» Article
Winners And Losers Of Q3: Knight-Swift Transportation (NYSE:KNX) Vs The Rest Of The Ground Transportation Stocks

By Petr Huřťák | November 17, 2025, 10:37 PM

KNX Cover Image

As the Q3 earnings season comes to a close, it’s time to take stock of this quarter’s best and worst performers in the ground transportation industry, including Knight-Swift Transportation (NYSE:KNX) and its peers.

The growth of e-commerce and global trade continues to drive demand for shipping services, especially last-mile delivery, presenting opportunities for ground transportation companies. The industry continues to invest in data, analytics, and autonomous fleets to optimize efficiency and find the most cost-effective routes. Despite the essential services this industry provides, ground transportation companies are still at the whim of economic cycles. Consumer spending, for example, can greatly impact the demand for these companies’ offerings while fuel costs can influence profit margins.

The 14 ground transportation stocks we track reported a mixed Q3. As a group, revenues beat analysts’ consensus estimates by 0.7%.

Amidst this news, share prices of the companies have had a rough stretch. On average, they are down 9.9% since the latest earnings results.

Knight-Swift Transportation (NYSE:KNX)

Covering 1.6 billion loaded miles in 2023 alone, Knight-Swift Transportation (NYSE:KNX) offers less-than-truckload and full truckload delivery services.

Knight-Swift Transportation reported revenues of $1.93 billion, up 2.7% year on year. This print exceeded analysts’ expectations by 1.7%. Despite the top-line beat, it was still a softer quarter for the company with a significant miss of analysts’ EPS estimates and EPS guidance for next quarter missing analysts’ expectations significantly.

Knight-Swift Transportation Total Revenue

Unsurprisingly, the stock is down 12.7% since reporting and currently trades at $41.38.

Read our full report on Knight-Swift Transportation here, it’s free for active Edge members.

Best Q3: Hertz (NASDAQ:HTZ)

Started with a dozen Model T Fords, Hertz (NASDAQ:HTZ) is a global car rental company providing vehicle rental services to leisure and business travelers.

Hertz reported revenues of $2.48 billion, down 3.8% year on year, outperforming analysts’ expectations by 3.1%. The business had a stunning quarter with a beat of analysts’ EPS estimates and an impressive beat of analysts’ EBITDA estimates.

Hertz Total Revenue

Hertz pulled off the biggest analyst estimates beat among its peers. The market seems happy with the results as the stock is up 6.7% since reporting. It currently trades at $5.29.

Is now the time to buy Hertz? Access our full analysis of the earnings results here, it’s free for active Edge members.

» Exercise prompt
Answer these questions from the Q3 ground transportation article, writing each answer on its own line numbered to match:
1. By what percentage did the tracked group's revenues beat analysts' consensus estimates?
2. What revenue did Knight-Swift Transportation report for the quarter?
3. How much has Hertz stock risen since it reported?
The listing that comes next is drawn from a different source than the article.

Records of where elements appear
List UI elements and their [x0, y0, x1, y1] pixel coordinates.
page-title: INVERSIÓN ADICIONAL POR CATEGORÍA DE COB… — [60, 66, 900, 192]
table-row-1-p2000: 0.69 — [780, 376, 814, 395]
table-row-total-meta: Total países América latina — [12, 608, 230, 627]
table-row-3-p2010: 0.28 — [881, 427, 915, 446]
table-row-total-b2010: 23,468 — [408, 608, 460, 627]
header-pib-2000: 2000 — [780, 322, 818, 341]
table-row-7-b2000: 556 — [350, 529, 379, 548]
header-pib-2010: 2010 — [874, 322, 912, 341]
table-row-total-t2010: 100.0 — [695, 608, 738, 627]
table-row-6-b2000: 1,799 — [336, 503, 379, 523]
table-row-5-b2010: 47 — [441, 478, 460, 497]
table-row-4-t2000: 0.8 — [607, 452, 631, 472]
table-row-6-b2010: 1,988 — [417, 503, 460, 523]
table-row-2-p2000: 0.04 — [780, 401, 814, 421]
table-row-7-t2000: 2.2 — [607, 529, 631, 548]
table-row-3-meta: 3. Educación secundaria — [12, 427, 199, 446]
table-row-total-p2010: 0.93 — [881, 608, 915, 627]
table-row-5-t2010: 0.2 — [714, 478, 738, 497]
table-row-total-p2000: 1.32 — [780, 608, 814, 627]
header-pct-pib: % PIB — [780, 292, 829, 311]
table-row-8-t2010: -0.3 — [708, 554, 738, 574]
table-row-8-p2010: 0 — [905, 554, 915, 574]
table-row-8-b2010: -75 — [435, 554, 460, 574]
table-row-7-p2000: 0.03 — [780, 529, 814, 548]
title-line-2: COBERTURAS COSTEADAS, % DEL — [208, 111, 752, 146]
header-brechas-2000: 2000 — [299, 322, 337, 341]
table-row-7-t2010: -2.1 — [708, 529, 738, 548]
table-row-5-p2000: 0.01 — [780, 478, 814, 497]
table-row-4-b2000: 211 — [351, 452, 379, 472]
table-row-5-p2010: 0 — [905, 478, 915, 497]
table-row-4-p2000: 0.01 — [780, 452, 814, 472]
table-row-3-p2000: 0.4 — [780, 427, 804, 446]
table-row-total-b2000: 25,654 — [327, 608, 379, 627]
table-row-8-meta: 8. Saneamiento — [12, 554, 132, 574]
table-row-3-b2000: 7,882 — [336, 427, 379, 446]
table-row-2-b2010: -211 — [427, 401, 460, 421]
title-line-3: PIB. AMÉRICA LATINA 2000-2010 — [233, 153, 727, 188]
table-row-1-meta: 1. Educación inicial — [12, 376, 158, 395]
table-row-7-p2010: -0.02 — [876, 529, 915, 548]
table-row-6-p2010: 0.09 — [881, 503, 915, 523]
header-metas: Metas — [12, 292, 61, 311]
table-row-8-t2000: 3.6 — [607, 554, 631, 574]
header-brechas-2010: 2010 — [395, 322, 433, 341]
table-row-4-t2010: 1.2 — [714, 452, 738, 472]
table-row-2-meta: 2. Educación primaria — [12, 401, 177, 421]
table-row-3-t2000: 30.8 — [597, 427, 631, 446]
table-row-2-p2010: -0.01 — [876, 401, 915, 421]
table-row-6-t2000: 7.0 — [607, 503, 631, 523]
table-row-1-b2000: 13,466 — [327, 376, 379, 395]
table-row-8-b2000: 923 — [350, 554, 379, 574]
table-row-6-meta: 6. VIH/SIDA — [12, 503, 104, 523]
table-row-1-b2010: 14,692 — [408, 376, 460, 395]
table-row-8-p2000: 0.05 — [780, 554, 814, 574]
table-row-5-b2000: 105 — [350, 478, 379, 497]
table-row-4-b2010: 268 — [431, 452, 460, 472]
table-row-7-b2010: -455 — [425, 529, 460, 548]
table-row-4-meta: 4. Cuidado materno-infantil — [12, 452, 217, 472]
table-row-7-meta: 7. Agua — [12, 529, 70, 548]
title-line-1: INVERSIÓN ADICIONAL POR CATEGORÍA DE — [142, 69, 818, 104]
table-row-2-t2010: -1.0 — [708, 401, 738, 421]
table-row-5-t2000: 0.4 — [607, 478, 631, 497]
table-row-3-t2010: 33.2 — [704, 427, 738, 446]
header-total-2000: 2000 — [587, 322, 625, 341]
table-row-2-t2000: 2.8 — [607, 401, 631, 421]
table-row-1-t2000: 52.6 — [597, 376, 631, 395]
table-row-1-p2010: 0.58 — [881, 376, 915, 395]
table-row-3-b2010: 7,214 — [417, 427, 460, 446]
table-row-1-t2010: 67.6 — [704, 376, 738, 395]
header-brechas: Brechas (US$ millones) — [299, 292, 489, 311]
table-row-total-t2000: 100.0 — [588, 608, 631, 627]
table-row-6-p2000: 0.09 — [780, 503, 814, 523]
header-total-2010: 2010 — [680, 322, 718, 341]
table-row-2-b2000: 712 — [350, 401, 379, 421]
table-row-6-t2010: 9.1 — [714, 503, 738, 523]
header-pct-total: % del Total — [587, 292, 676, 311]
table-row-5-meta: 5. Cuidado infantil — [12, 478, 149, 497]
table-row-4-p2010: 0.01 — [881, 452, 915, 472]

» Exercise output
1. 0.7%
2. $1.93 billion
3. 6.7%